(Extracted records)

◆ ◆ ◆ ◆

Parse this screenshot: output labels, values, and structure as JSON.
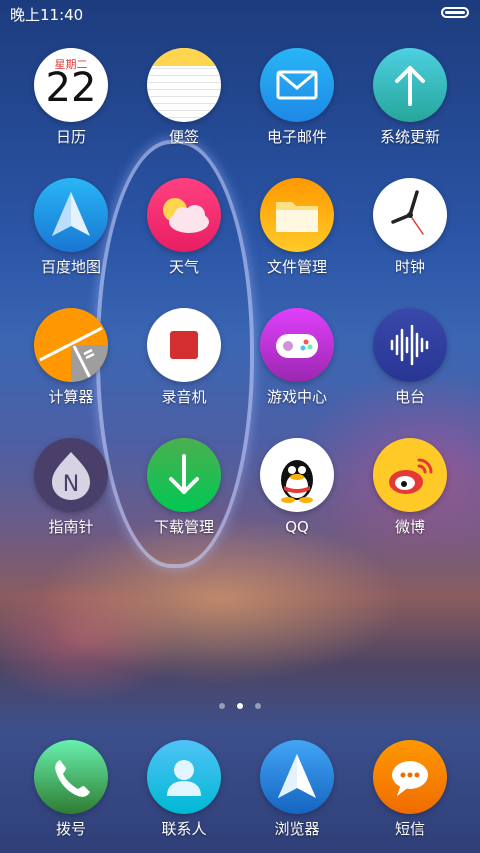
{
  "status_bar": {
    "time": "晚上11:40"
  },
  "calendar": {
    "weekday": "星期二",
    "day": "22"
  },
  "apps": [
    {
      "label": "日历",
      "icon": "calendar-icon"
    },
    {
      "label": "便签",
      "icon": "notes-icon"
    },
    {
      "label": "电子邮件",
      "icon": "mail-icon"
    },
    {
      "label": "系统更新",
      "icon": "update-icon"
    },
    {
      "label": "百度地图",
      "icon": "map-icon"
    },
    {
      "label": "天气",
      "icon": "weather-icon"
    },
    {
      "label": "文件管理",
      "icon": "folder-icon"
    },
    {
      "label": "时钟",
      "icon": "clock-icon"
    },
    {
      "label": "计算器",
      "icon": "calculator-icon"
    },
    {
      "label": "录音机",
      "icon": "recorder-icon"
    },
    {
      "label": "游戏中心",
      "icon": "gamepad-icon"
    },
    {
      "label": "电台",
      "icon": "radio-icon"
    },
    {
      "label": "指南针",
      "icon": "compass-icon"
    },
    {
      "label": "下载管理",
      "icon": "download-icon"
    },
    {
      "label": "QQ",
      "icon": "qq-icon"
    },
    {
      "label": "微博",
      "icon": "weibo-icon"
    }
  ],
  "dock": [
    {
      "label": "拨号",
      "icon": "phone-icon"
    },
    {
      "label": "联系人",
      "icon": "contacts-icon"
    },
    {
      "label": "浏览器",
      "icon": "browser-icon"
    },
    {
      "label": "短信",
      "icon": "message-icon"
    }
  ],
  "page_indicator": {
    "pages": 3,
    "active": 2
  }
}
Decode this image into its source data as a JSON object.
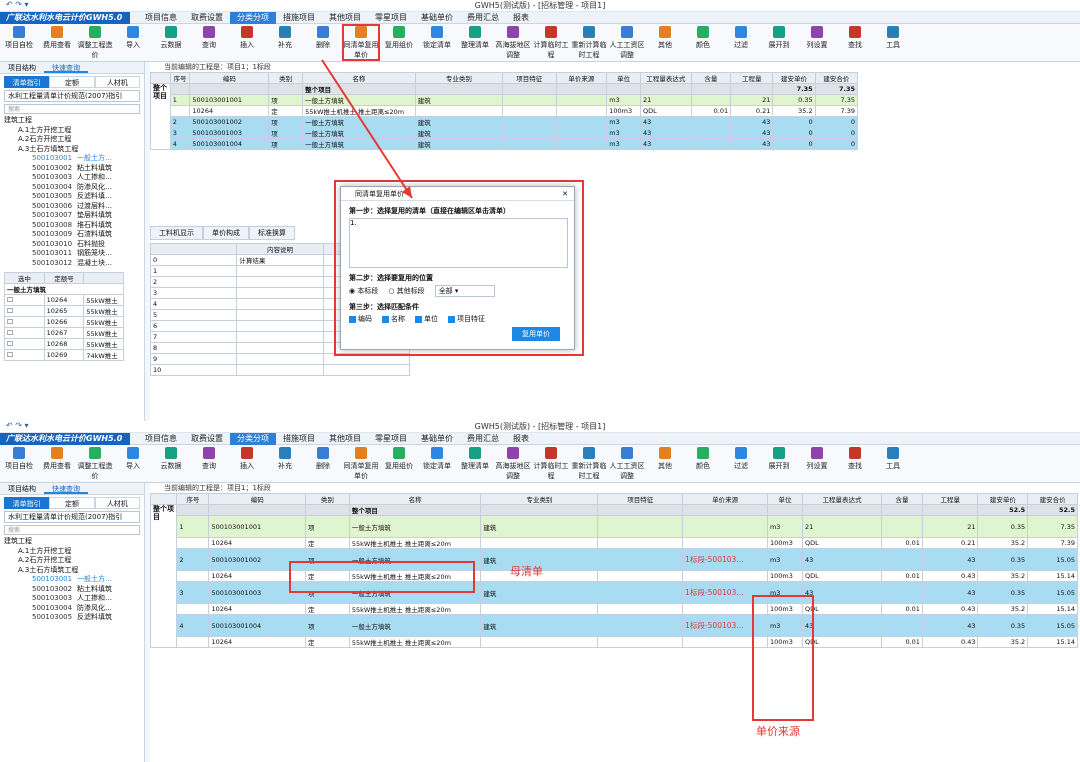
{
  "top": {
    "title": "GWH5(测试版) - [招标管理 - 项目1]",
    "brand": "广联达水利水电云计价GWH5.0",
    "menus": [
      "项目信息",
      "取费设置",
      "分类分项",
      "措施项目",
      "其他项目",
      "零星项目",
      "基础单价",
      "费用汇总",
      "报表"
    ],
    "active_menu": "分类分项",
    "ribbon": [
      "项目自检",
      "费用查看",
      "调整工程造价",
      "导入",
      "云数据",
      "查询",
      "插入",
      "补充",
      "删除",
      "同清单复用单价",
      "复用组价",
      "锁定清单",
      "整理清单",
      "高海拔地区调整",
      "计算临时工程",
      "重新计算临时工程",
      "人工工资区调整",
      "其他",
      "颜色",
      "过滤",
      "展开到",
      "列设置",
      "查找",
      "工具"
    ],
    "left_tabs": [
      "项目结构",
      "快速查询"
    ],
    "left_sub": [
      "清单指引",
      "定额",
      "人材机"
    ],
    "spec": "水利工程量清单计价规范(2007)指引",
    "search_placeholder": "搜索",
    "tree": [
      {
        "t": "建筑工程"
      },
      {
        "t": "A.1土方开挖工程"
      },
      {
        "t": "A.2石方开挖工程"
      },
      {
        "t": "A.3土石方填筑工程"
      },
      {
        "c": "500103001",
        "t": "一般土方…"
      },
      {
        "c": "500103002",
        "t": "粘土料填筑"
      },
      {
        "c": "500103003",
        "t": "人工掺和…"
      },
      {
        "c": "500103004",
        "t": "防渗风化…"
      },
      {
        "c": "500103005",
        "t": "反滤料填…"
      },
      {
        "c": "500103006",
        "t": "过渡层料…"
      },
      {
        "c": "500103007",
        "t": "垫层料填筑"
      },
      {
        "c": "500103008",
        "t": "堆石料填筑"
      },
      {
        "c": "500103009",
        "t": "石渣料填筑"
      },
      {
        "c": "500103010",
        "t": "石料抛投"
      },
      {
        "c": "500103011",
        "t": "钢筋笼块…"
      },
      {
        "c": "500103012",
        "t": "混凝土块…"
      }
    ],
    "sel_header": [
      "选中",
      "定额号"
    ],
    "sel_group": "一般土方填筑",
    "sel_rows": [
      [
        "10264",
        "55kW推土"
      ],
      [
        "10265",
        "55kW推土"
      ],
      [
        "10266",
        "55kW推土"
      ],
      [
        "10267",
        "55kW推土"
      ],
      [
        "10268",
        "55kW推土"
      ],
      [
        "10269",
        "74kW推土"
      ]
    ],
    "path": "当前编辑的工程是：项目1；1标段",
    "columns": [
      "序号",
      "编码",
      "类别",
      "名称",
      "专业类别",
      "项目特征",
      "单价来源",
      "单位",
      "工程量表达式",
      "含量",
      "工程量",
      "建安单价",
      "建安合价"
    ],
    "total_row": {
      "name": "整个项目",
      "price": "7.35",
      "sum": "7.35"
    },
    "side_label": "整个项目",
    "rows": [
      {
        "no": "1",
        "code": "500103001001",
        "kind": "项",
        "name": "一般土方填筑",
        "pro": "建筑",
        "unit": "m3",
        "expr": "21",
        "qty": "21",
        "price": "0.35",
        "sum": "7.35",
        "style": "green"
      },
      {
        "no": "",
        "code": "10264",
        "kind": "定",
        "name": "55kW推土机推土 推土距离≤20m",
        "pro": "",
        "unit": "100m3",
        "expr": "QDL",
        "rate": "0.01",
        "qty": "0.21",
        "price": "35.2",
        "sum": "7.39",
        "style": "white"
      },
      {
        "no": "2",
        "code": "500103001002",
        "kind": "项",
        "name": "一般土方填筑",
        "pro": "建筑",
        "unit": "m3",
        "expr": "43",
        "qty": "43",
        "price": "0",
        "sum": "0",
        "style": "blue"
      },
      {
        "no": "3",
        "code": "500103001003",
        "kind": "项",
        "name": "一般土方填筑",
        "pro": "建筑",
        "unit": "m3",
        "expr": "43",
        "qty": "43",
        "price": "0",
        "sum": "0",
        "style": "blue"
      },
      {
        "no": "4",
        "code": "500103001004",
        "kind": "项",
        "name": "一般土方填筑",
        "pro": "建筑",
        "unit": "m3",
        "expr": "43",
        "qty": "43",
        "price": "0",
        "sum": "0",
        "style": "blue"
      }
    ],
    "bottom_tabs": [
      "工料机显示",
      "单价构成",
      "标准换算"
    ],
    "detail_head": "内容说明",
    "detail_first": "计算结果",
    "detail_rows": [
      "1",
      "2",
      "3",
      "4",
      "5",
      "6",
      "7",
      "8",
      "9",
      "10"
    ],
    "dialog": {
      "title": "同清单复用单价",
      "step1": "第一步：选择复用的清单（直接在编辑区单击清单）",
      "text": "1.",
      "step2": "第二步：选择要复用的位置",
      "opt1": "本标段",
      "opt2": "其他标段",
      "scope": "全部",
      "step3": "第三步：选择匹配条件",
      "conds": [
        "编码",
        "名称",
        "单位",
        "项目特征"
      ],
      "btn": "复用单价"
    }
  },
  "bottom": {
    "title": "GWH5(测试版) - [招标管理 - 项目1]",
    "brand": "广联达水利水电云计价GWH5.0",
    "menus": [
      "项目信息",
      "取费设置",
      "分类分项",
      "措施项目",
      "其他项目",
      "零星项目",
      "基础单价",
      "费用汇总",
      "报表"
    ],
    "ribbon": [
      "项目自检",
      "费用查看",
      "调整工程造价",
      "导入",
      "云数据",
      "查询",
      "插入",
      "补充",
      "删除",
      "同清单复用单价",
      "复用组价",
      "锁定清单",
      "整理清单",
      "高海拔地区调整",
      "计算临时工程",
      "重新计算临时工程",
      "人工工资区调整",
      "其他",
      "颜色",
      "过滤",
      "展开到",
      "列设置",
      "查找",
      "工具"
    ],
    "left_tabs": [
      "项目结构",
      "快速查询"
    ],
    "left_sub": [
      "清单指引",
      "定额",
      "人材机"
    ],
    "spec": "水利工程量清单计价规范(2007)指引",
    "search_placeholder": "搜索",
    "tree": [
      {
        "t": "建筑工程"
      },
      {
        "t": "A.1土方开挖工程"
      },
      {
        "t": "A.2石方开挖工程"
      },
      {
        "t": "A.3土石方填筑工程"
      },
      {
        "c": "500103001",
        "t": "一般土方…"
      },
      {
        "c": "500103002",
        "t": "粘土料填筑"
      },
      {
        "c": "500103003",
        "t": "人工掺和…"
      },
      {
        "c": "500103004",
        "t": "防渗风化…"
      },
      {
        "c": "500103005",
        "t": "反滤料填筑"
      }
    ],
    "path": "当前编辑的工程是：项目1；1标段",
    "columns": [
      "序号",
      "编码",
      "类别",
      "名称",
      "专业类别",
      "项目特征",
      "单价来源",
      "单位",
      "工程量表达式",
      "含量",
      "工程量",
      "建安单价",
      "建安合价"
    ],
    "total_row": {
      "name": "整个项目",
      "price": "52.5",
      "sum": "52.5"
    },
    "side_label": "整个项目",
    "rows": [
      {
        "no": "1",
        "code": "500103001001",
        "kind": "项",
        "name": "一般土方填筑",
        "pro": "建筑",
        "src": "",
        "unit": "m3",
        "expr": "21",
        "qty": "21",
        "price": "0.35",
        "sum": "7.35",
        "style": "green"
      },
      {
        "no": "",
        "code": "10264",
        "kind": "定",
        "name": "55kW推土机推土 推土距离≤20m",
        "pro": "",
        "src": "",
        "unit": "100m3",
        "expr": "QDL",
        "rate": "0.01",
        "qty": "0.21",
        "price": "35.2",
        "sum": "7.39",
        "style": "white"
      },
      {
        "no": "2",
        "code": "500103001002",
        "kind": "项",
        "name": "一般土方填筑",
        "pro": "建筑",
        "src": "1标段-500103…",
        "unit": "m3",
        "expr": "43",
        "qty": "43",
        "price": "0.35",
        "sum": "15.05",
        "style": "blue"
      },
      {
        "no": "",
        "code": "10264",
        "kind": "定",
        "name": "55kW推土机推土 推土距离≤20m",
        "pro": "",
        "src": "",
        "unit": "100m3",
        "expr": "QDL",
        "rate": "0.01",
        "qty": "0.43",
        "price": "35.2",
        "sum": "15.14",
        "style": "white"
      },
      {
        "no": "3",
        "code": "500103001003",
        "kind": "项",
        "name": "一般土方填筑",
        "pro": "建筑",
        "src": "1标段-500103…",
        "unit": "m3",
        "expr": "43",
        "qty": "43",
        "price": "0.35",
        "sum": "15.05",
        "style": "blue"
      },
      {
        "no": "",
        "code": "10264",
        "kind": "定",
        "name": "55kW推土机推土 推土距离≤20m",
        "pro": "",
        "src": "",
        "unit": "100m3",
        "expr": "QDL",
        "rate": "0.01",
        "qty": "0.43",
        "price": "35.2",
        "sum": "15.14",
        "style": "white"
      },
      {
        "no": "4",
        "code": "500103001004",
        "kind": "项",
        "name": "一般土方填筑",
        "pro": "建筑",
        "src": "1标段-500103…",
        "unit": "m3",
        "expr": "43",
        "qty": "43",
        "price": "0.35",
        "sum": "15.05",
        "style": "blue"
      },
      {
        "no": "",
        "code": "10264",
        "kind": "定",
        "name": "55kW推土机推土 推土距离≤20m",
        "pro": "",
        "src": "",
        "unit": "100m3",
        "expr": "QDL",
        "rate": "0.01",
        "qty": "0.43",
        "price": "35.2",
        "sum": "15.14",
        "style": "white"
      }
    ],
    "anno_mother": "母清单",
    "anno_source": "单价来源"
  },
  "colors": {
    "accent": "#1e88e5",
    "highlight": "#e53935",
    "green_row": "#dff4cf",
    "blue_row": "#a8dcf2"
  }
}
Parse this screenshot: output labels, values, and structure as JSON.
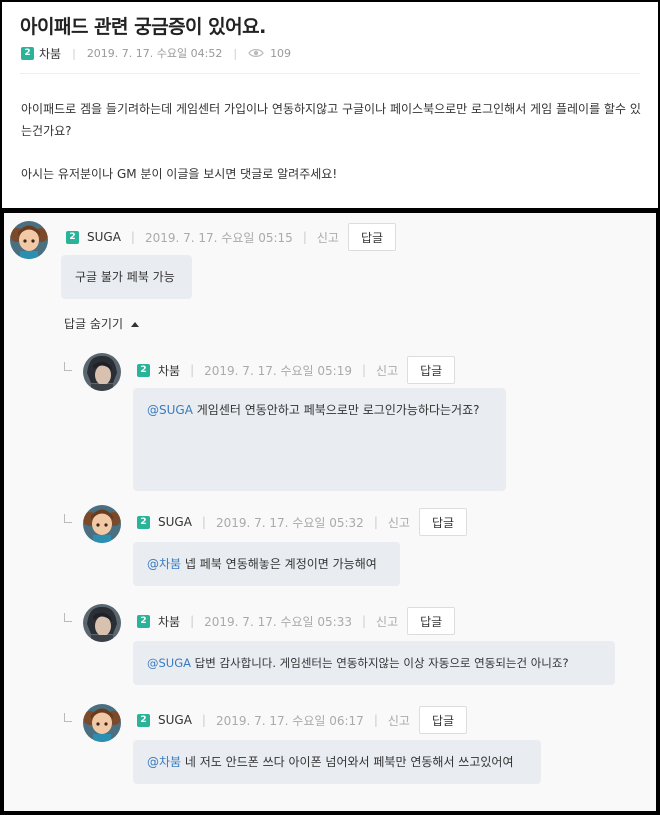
{
  "post": {
    "title": "아이패드 관련 궁금증이 있어요.",
    "level": "2",
    "author": "차붐",
    "date": "2019. 7. 17. 수요일 04:52",
    "views": "109",
    "body_line1": "아이패드로 겜을 들기려하는데 게임센터 가입이나 연동하지않고 구글이나 페이스북으로만 로그인해서 게임 플레이를 할수 있는건가요?",
    "body_line2": "아시는 유저분이나 GM 분이 이글을 보시면 댓글로 알려주세요!"
  },
  "labels": {
    "report": "신고",
    "reply": "답글",
    "hide_replies": "답글 숨기기"
  },
  "comments": [
    {
      "level": "2",
      "author": "SUGA",
      "date": "2019. 7. 17. 수요일 05:15",
      "mention": "",
      "text": "구글 불가 페북 가능"
    },
    {
      "level": "2",
      "author": "차붐",
      "date": "2019. 7. 17. 수요일 05:19",
      "mention": "@SUGA",
      "text": " 게임센터 연동안하고 페북으로만 로그인가능하다는거죠?"
    },
    {
      "level": "2",
      "author": "SUGA",
      "date": "2019. 7. 17. 수요일 05:32",
      "mention": "@차붐",
      "text": " 넵 페북 연동해놓은 계정이면 가능해여"
    },
    {
      "level": "2",
      "author": "차붐",
      "date": "2019. 7. 17. 수요일 05:33",
      "mention": "@SUGA",
      "text": " 답변 감사합니다. 게임센터는 연동하지않는 이상 자동으로 연동되는건 아니죠?"
    },
    {
      "level": "2",
      "author": "SUGA",
      "date": "2019. 7. 17. 수요일 06:17",
      "mention": "@차붐",
      "text": " 네 저도 안드폰 쓰다 아이폰 넘어와서 페북만 연동해서 쓰고있어여"
    }
  ],
  "icons": {
    "views": "eye-icon",
    "avatar_suga": "girl-character-avatar",
    "avatar_chaboom": "dark-hair-character-avatar",
    "toggle": "caret-up-icon",
    "indent": "reply-indent-icon"
  },
  "colors": {
    "level_badge": "#2bb39a",
    "mention": "#3a7bbf",
    "bubble": "#e9edf1"
  }
}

◆ ◆ ◆ ◆

→ **What to do**: Go through the material above and count the lines that contain "avatar"; answer with the number alone.

→ **Solution to this exercise**: 2